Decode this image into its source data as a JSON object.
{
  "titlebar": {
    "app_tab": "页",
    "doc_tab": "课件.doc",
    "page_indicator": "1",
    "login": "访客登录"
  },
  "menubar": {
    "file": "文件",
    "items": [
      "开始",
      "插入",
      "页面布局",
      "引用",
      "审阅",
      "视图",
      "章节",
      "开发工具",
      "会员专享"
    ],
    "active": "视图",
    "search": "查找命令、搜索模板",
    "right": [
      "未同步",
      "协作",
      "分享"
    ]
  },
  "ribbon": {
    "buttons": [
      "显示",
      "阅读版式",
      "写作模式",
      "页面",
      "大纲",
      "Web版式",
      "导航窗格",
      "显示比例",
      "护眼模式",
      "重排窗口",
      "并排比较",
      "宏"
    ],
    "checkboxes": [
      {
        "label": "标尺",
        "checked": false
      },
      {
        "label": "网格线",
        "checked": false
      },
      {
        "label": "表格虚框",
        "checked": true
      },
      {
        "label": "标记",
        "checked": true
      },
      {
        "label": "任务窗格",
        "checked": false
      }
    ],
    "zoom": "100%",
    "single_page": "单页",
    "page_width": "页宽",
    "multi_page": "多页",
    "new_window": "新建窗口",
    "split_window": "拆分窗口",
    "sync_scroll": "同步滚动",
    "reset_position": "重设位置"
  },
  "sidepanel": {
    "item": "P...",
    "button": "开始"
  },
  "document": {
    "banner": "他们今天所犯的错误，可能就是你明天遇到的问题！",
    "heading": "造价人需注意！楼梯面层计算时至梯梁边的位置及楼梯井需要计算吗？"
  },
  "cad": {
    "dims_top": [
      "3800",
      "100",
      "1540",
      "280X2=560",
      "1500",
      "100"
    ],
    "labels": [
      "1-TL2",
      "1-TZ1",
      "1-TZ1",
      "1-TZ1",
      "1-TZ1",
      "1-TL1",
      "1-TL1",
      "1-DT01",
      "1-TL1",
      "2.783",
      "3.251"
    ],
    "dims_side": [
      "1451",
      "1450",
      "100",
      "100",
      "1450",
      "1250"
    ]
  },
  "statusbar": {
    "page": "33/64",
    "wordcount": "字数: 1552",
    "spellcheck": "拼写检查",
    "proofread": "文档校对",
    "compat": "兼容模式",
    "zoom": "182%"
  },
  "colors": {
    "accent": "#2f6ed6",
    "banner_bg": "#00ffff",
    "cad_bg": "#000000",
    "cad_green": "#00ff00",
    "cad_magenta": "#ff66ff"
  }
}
|---|
Reproduce the material exactly, with every line intact.

* [Response for this exercise]
Decode this image into its source data as a JSON object.
{
  "titlebar": {
    "app_tab": "页",
    "doc_tab": "课件.doc",
    "page_indicator": "1",
    "login": "访客登录"
  },
  "menubar": {
    "file": "文件",
    "items": [
      "开始",
      "插入",
      "页面布局",
      "引用",
      "审阅",
      "视图",
      "章节",
      "开发工具",
      "会员专享"
    ],
    "active": "视图",
    "search": "查找命令、搜索模板",
    "right": [
      "未同步",
      "协作",
      "分享"
    ]
  },
  "ribbon": {
    "buttons": [
      "显示",
      "阅读版式",
      "写作模式",
      "页面",
      "大纲",
      "Web版式",
      "导航窗格",
      "显示比例",
      "护眼模式",
      "重排窗口",
      "并排比较",
      "宏"
    ],
    "checkboxes": [
      {
        "label": "标尺",
        "checked": false
      },
      {
        "label": "网格线",
        "checked": false
      },
      {
        "label": "表格虚框",
        "checked": true
      },
      {
        "label": "标记",
        "checked": true
      },
      {
        "label": "任务窗格",
        "checked": false
      }
    ],
    "zoom": "100%",
    "single_page": "单页",
    "page_width": "页宽",
    "multi_page": "多页",
    "new_window": "新建窗口",
    "split_window": "拆分窗口",
    "sync_scroll": "同步滚动",
    "reset_position": "重设位置"
  },
  "sidepanel": {
    "item": "P...",
    "button": "开始"
  },
  "document": {
    "banner": "他们今天所犯的错误，可能就是你明天遇到的问题！",
    "heading": "造价人需注意！楼梯面层计算时至梯梁边的位置及楼梯井需要计算吗？"
  },
  "cad": {
    "dims_top": [
      "3800",
      "100",
      "1540",
      "280X2=560",
      "1500",
      "100"
    ],
    "labels": [
      "1-TL2",
      "1-TZ1",
      "1-TZ1",
      "1-TZ1",
      "1-TZ1",
      "1-TL1",
      "1-TL1",
      "1-DT01",
      "1-TL1",
      "2.783",
      "3.251"
    ],
    "dims_side": [
      "1451",
      "1450",
      "100",
      "100",
      "1450",
      "1250"
    ]
  },
  "statusbar": {
    "page": "33/64",
    "wordcount": "字数: 1552",
    "spellcheck": "拼写检查",
    "proofread": "文档校对",
    "compat": "兼容模式",
    "zoom": "182%"
  },
  "colors": {
    "accent": "#2f6ed6",
    "banner_bg": "#00ffff",
    "cad_bg": "#000000",
    "cad_green": "#00ff00",
    "cad_magenta": "#ff66ff"
  }
}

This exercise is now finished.